##### Supplied material #####

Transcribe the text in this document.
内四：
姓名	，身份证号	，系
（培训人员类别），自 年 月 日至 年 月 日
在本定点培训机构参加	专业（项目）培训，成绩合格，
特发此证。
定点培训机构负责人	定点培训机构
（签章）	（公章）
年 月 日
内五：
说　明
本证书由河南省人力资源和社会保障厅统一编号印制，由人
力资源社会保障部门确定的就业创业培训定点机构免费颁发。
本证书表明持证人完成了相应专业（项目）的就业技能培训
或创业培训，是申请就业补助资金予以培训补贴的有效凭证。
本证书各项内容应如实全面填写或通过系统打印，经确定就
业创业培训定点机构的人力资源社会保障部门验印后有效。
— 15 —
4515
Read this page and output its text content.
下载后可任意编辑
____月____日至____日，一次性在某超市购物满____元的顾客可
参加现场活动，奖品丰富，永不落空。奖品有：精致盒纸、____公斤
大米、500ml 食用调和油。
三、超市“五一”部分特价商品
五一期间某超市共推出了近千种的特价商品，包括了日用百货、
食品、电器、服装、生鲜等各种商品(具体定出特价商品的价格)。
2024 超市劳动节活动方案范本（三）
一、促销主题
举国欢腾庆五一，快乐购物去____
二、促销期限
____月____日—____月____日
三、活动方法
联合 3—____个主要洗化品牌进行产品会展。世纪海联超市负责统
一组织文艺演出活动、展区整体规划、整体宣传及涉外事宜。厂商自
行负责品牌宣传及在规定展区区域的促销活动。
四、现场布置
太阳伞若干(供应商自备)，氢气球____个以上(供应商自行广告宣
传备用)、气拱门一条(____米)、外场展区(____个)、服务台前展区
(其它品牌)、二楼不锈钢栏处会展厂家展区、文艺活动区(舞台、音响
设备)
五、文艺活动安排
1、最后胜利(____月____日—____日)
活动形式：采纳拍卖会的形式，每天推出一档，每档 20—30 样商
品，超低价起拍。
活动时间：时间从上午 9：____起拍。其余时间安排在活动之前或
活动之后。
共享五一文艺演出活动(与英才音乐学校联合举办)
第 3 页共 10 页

#####

• _Aim_:
Pull every line containing "text" from the data.

• _Answer to this task_:
Transcribe the text in this document.
Read this page and output its text content.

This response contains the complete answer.